Task to carry out:
Wherever a line below holds the word "Resources", copy that line.

----------------------------------------

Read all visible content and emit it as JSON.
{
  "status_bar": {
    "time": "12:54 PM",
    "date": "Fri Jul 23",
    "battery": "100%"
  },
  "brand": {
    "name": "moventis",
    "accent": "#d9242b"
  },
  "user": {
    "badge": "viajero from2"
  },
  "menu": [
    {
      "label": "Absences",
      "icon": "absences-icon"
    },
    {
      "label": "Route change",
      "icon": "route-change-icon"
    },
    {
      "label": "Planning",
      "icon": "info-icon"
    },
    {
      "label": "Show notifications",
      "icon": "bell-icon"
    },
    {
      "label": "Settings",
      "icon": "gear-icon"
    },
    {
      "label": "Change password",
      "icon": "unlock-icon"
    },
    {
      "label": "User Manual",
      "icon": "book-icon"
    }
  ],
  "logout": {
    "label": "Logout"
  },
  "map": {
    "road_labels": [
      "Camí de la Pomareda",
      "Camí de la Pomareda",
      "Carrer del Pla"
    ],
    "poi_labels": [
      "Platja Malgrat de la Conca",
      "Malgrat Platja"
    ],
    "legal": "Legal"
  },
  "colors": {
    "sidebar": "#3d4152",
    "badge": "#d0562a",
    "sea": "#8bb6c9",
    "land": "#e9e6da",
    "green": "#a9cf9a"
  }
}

----------------------------------------

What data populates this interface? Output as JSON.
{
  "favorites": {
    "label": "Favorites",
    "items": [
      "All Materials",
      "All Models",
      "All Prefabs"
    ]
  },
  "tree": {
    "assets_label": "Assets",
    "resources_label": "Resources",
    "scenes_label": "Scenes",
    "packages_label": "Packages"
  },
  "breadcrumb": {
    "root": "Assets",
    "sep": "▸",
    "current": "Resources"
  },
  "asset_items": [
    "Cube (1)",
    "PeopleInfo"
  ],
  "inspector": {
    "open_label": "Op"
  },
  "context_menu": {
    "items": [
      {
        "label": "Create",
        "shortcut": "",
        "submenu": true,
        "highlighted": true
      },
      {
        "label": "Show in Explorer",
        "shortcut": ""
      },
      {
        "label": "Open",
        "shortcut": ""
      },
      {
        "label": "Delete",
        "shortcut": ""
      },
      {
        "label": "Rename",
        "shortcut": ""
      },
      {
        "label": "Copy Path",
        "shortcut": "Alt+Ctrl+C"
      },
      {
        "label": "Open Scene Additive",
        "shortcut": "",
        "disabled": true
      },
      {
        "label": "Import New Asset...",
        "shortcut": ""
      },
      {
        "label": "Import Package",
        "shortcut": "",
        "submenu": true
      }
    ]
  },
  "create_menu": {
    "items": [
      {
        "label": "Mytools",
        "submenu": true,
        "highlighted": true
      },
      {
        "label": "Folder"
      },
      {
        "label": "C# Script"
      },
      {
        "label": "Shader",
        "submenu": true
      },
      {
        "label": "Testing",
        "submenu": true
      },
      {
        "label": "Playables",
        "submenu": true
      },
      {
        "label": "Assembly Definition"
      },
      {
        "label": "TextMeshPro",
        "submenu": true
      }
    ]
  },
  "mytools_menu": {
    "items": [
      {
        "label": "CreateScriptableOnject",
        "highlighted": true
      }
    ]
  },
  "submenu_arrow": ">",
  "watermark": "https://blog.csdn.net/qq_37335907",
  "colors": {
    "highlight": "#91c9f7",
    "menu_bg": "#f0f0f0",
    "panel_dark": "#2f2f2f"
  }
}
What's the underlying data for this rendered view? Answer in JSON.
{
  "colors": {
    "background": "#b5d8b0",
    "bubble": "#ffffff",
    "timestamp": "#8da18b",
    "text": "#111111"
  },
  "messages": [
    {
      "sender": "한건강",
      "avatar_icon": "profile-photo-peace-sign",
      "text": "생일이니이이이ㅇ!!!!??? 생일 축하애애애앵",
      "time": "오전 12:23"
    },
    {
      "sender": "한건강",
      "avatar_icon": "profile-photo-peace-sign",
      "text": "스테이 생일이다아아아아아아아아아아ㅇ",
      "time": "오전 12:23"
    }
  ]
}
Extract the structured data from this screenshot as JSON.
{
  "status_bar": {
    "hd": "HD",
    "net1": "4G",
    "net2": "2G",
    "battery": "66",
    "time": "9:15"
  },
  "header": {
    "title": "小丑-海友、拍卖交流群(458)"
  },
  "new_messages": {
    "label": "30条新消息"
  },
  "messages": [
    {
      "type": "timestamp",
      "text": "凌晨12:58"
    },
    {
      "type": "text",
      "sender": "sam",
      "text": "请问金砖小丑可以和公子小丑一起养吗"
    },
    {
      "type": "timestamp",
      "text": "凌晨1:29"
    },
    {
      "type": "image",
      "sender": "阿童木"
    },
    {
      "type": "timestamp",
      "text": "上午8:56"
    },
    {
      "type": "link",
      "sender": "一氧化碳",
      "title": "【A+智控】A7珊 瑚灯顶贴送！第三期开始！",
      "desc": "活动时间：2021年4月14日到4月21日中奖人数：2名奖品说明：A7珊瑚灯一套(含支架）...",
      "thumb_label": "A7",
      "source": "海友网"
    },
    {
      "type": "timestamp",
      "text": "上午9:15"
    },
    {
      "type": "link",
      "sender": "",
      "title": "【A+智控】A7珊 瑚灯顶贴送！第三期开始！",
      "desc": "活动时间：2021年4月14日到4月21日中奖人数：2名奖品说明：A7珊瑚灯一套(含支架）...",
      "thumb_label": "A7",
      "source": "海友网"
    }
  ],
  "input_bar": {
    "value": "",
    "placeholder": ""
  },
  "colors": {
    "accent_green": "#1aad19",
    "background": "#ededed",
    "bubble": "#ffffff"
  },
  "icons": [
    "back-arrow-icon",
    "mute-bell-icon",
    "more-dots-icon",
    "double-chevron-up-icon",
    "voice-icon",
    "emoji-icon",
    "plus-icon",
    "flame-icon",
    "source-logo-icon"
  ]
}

----------------------------------------

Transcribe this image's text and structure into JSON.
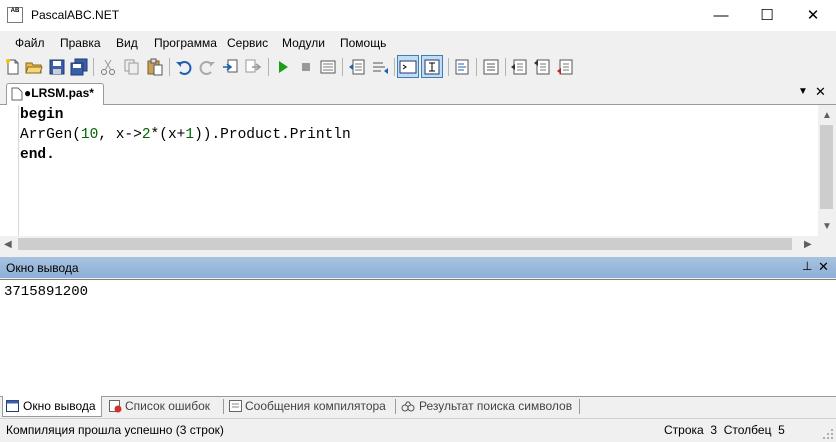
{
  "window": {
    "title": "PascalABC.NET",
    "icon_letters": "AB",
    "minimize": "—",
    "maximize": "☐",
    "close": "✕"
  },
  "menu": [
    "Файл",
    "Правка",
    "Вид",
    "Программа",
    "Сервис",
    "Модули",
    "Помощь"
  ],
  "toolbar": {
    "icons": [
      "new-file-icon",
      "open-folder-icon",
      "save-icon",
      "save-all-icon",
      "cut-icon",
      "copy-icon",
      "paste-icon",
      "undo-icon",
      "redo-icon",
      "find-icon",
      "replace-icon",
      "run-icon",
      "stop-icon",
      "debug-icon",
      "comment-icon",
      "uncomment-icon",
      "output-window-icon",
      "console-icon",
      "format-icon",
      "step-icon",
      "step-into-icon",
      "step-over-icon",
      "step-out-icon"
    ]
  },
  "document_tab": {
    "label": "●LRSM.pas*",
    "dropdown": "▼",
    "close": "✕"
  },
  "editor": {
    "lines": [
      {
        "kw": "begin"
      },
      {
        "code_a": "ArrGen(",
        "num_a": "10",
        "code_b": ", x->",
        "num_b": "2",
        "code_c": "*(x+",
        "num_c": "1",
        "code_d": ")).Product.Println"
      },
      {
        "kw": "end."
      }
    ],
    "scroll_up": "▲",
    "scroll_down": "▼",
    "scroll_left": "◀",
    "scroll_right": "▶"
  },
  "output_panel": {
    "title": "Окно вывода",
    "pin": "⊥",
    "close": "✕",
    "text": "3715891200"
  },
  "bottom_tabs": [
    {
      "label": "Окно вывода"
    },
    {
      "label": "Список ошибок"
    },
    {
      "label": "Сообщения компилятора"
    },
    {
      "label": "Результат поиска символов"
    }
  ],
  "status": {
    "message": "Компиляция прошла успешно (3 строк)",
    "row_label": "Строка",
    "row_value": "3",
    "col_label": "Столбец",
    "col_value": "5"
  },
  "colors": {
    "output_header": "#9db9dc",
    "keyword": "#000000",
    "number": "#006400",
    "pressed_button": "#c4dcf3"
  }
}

----------------------------------------

Written response:
    "resources_label": "Resources",
    "current": "Resources"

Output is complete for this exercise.